Copy the material verbatim, beginning with its first line and continuing through the line that contains "legend-label: V-Mix — [1107, 53, 1305, 100]", including both of those lines.

----- Information given

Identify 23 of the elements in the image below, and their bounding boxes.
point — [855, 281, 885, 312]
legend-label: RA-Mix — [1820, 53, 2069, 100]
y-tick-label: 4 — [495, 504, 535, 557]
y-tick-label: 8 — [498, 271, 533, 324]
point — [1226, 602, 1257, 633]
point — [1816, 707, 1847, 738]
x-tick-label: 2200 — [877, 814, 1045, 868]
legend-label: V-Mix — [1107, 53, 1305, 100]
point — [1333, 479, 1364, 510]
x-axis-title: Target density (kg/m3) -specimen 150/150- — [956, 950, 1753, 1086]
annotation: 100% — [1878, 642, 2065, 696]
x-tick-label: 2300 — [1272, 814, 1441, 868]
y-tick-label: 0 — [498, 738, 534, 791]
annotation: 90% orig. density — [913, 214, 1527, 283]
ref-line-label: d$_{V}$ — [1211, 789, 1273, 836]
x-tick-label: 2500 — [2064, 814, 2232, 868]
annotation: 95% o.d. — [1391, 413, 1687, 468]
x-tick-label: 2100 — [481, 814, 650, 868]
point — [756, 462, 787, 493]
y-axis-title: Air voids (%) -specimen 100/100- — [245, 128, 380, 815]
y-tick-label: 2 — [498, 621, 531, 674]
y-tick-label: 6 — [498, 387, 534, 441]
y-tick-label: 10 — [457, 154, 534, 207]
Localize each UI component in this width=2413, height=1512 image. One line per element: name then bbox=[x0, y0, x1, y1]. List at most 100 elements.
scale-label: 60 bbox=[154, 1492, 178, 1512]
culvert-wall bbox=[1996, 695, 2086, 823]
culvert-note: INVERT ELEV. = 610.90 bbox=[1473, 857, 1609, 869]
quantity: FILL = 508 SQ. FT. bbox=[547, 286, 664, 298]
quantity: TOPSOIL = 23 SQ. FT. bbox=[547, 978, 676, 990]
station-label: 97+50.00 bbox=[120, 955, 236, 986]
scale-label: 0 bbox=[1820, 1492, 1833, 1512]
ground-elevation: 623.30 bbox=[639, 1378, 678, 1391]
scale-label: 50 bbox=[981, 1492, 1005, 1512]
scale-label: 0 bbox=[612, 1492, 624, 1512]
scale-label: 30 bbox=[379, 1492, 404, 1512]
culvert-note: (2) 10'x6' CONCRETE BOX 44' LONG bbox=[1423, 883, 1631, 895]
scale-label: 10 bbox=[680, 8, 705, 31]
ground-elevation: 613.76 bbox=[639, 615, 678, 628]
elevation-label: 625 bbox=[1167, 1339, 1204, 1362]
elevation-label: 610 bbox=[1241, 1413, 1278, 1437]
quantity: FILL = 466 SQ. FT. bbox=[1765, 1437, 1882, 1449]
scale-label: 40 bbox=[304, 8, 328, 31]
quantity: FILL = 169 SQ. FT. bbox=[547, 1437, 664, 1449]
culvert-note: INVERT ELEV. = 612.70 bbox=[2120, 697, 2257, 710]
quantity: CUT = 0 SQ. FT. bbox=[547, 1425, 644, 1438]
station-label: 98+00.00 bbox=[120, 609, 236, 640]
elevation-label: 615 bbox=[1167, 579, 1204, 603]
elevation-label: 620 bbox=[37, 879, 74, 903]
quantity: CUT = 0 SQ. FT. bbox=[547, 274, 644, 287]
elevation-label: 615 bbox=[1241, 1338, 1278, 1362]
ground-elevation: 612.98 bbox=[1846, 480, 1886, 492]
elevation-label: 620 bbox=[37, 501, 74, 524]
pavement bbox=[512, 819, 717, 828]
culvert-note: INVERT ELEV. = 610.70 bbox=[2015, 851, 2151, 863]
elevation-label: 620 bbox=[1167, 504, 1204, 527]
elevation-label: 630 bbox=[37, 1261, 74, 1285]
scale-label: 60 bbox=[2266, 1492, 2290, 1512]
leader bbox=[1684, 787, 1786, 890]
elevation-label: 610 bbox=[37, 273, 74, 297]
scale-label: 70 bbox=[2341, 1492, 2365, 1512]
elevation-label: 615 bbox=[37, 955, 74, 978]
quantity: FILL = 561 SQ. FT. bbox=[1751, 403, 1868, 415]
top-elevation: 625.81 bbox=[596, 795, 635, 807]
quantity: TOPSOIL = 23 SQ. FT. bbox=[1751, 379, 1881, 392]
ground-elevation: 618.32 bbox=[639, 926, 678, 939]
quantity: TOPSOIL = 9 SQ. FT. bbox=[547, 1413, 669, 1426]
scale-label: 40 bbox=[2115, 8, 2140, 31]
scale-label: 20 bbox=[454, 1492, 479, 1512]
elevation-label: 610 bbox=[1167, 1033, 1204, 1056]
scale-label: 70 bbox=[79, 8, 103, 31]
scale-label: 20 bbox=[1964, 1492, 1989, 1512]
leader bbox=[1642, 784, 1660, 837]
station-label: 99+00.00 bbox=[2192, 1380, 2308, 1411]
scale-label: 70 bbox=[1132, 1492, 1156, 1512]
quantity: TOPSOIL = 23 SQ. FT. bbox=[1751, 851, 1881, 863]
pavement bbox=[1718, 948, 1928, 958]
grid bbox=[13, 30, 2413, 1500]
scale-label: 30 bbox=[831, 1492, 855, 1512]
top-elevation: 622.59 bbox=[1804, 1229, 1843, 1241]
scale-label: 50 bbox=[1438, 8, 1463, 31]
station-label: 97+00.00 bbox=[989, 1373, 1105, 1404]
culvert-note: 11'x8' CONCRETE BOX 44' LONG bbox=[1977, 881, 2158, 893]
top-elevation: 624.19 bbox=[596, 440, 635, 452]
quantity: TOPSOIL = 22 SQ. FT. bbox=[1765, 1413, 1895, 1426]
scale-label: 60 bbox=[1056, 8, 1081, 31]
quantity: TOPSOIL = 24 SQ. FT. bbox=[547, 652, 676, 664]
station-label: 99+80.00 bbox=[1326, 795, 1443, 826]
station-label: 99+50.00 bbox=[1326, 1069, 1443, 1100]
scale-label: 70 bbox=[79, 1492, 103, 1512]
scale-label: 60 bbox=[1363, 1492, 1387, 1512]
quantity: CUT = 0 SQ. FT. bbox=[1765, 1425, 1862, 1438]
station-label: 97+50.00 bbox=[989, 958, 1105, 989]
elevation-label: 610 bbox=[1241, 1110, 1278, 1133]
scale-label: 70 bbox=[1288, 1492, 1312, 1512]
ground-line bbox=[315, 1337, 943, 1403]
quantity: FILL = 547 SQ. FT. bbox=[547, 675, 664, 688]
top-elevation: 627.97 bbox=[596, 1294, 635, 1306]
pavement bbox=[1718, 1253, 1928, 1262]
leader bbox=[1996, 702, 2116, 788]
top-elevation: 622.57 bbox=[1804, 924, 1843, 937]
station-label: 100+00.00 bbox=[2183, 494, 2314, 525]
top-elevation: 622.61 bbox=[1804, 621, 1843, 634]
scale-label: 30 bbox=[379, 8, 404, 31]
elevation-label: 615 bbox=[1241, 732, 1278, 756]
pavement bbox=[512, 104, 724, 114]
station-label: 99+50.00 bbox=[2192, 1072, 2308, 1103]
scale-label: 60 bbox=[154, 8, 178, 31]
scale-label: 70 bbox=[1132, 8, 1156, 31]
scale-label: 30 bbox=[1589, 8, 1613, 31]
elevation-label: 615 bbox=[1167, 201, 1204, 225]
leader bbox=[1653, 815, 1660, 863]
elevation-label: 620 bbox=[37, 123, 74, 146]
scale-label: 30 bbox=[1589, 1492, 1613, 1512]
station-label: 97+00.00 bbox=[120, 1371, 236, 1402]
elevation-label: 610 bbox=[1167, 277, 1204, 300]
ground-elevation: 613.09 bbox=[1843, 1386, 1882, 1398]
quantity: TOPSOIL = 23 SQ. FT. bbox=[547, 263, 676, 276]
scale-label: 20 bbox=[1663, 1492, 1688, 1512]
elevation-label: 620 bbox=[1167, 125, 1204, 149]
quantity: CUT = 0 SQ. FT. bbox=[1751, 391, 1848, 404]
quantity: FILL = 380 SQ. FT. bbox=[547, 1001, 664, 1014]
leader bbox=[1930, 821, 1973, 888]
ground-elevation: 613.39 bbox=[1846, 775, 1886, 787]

----------

**Solution for this exercise:**
Identify 23 of the elements in the image below, and their bounding boxes.
point — [855, 281, 885, 312]
legend-label: RA-Mix — [1820, 53, 2069, 100]
y-tick-label: 4 — [495, 504, 535, 557]
y-tick-label: 8 — [498, 271, 533, 324]
point — [1226, 602, 1257, 633]
point — [1816, 707, 1847, 738]
x-tick-label: 2200 — [877, 814, 1045, 868]
legend-label: V-Mix — [1107, 53, 1305, 100]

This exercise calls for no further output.